# [REQUIREMENTS]
Select the lines below containing the word "would".

# [TASK MATERIAL]

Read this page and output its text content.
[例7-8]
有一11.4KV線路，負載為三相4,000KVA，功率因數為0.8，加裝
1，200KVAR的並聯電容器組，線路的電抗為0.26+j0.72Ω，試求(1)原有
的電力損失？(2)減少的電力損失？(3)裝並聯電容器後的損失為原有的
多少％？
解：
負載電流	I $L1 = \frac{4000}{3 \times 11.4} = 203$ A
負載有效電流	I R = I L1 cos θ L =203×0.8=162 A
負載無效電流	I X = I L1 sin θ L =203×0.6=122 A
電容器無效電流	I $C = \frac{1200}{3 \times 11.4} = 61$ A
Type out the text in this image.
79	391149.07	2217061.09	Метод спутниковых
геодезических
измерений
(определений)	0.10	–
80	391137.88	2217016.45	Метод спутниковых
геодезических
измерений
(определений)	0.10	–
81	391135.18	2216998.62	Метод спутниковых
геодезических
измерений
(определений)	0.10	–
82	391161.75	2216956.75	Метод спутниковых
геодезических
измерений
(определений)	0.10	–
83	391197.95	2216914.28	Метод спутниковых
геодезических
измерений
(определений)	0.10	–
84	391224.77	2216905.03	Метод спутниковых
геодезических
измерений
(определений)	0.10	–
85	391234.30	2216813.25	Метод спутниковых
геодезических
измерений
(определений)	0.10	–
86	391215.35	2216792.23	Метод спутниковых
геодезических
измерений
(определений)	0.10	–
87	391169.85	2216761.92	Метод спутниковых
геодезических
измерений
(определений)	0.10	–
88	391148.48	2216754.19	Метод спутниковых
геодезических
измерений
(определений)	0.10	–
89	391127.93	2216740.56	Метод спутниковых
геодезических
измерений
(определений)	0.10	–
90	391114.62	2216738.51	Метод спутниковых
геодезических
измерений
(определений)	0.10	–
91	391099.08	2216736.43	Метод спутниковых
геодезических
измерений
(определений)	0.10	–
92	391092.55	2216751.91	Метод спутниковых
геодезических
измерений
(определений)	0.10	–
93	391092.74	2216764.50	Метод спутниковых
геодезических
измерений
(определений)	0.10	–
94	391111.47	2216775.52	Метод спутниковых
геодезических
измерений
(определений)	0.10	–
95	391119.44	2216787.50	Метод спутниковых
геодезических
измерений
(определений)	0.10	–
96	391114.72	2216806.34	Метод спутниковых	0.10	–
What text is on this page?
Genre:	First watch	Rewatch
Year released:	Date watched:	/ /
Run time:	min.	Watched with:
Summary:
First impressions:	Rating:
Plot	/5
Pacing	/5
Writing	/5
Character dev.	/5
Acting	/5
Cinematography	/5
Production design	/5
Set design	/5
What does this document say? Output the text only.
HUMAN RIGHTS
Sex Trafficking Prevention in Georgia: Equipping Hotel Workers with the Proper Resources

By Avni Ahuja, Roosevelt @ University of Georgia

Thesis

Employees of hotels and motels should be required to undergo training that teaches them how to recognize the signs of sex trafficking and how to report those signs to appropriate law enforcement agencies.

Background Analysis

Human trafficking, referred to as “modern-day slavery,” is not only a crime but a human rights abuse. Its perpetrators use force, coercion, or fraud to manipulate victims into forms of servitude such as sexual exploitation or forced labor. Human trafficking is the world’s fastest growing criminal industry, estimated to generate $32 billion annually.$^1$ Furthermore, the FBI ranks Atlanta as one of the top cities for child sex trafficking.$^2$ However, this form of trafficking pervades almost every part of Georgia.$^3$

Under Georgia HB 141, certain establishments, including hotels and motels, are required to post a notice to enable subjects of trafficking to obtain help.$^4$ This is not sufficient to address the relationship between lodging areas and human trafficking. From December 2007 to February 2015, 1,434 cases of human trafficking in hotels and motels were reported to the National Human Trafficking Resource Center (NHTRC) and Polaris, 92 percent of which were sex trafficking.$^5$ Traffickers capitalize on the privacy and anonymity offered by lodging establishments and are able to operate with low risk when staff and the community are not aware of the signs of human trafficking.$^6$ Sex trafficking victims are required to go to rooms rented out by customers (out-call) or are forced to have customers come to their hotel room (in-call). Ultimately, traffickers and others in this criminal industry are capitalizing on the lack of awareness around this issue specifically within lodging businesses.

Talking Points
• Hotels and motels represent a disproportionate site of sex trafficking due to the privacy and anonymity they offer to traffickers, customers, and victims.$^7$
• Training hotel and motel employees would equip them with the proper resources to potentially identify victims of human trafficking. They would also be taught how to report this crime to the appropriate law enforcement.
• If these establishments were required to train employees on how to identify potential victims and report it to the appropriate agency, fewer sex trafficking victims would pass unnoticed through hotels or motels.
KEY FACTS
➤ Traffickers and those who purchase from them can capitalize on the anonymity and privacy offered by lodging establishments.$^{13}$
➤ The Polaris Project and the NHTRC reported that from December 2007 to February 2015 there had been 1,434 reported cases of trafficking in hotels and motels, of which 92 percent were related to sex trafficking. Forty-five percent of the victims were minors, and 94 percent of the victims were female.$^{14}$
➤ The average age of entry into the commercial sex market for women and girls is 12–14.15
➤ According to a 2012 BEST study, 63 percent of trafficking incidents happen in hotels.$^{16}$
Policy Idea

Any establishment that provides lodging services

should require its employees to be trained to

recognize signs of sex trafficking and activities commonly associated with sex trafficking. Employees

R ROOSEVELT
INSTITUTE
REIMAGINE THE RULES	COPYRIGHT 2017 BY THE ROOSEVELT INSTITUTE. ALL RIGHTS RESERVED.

# [RESULT]
• Training hotel and motel employees would equip them with the proper resources to potentially identify victims of human trafficking. They would also be taught how to report this crime to the appropriate law enforcement.
• If these establishments were required to train employees on how to identify potential victims and report it to the appropriate agency, fewer sex trafficking victims would pass unnoticed through hotels or motels.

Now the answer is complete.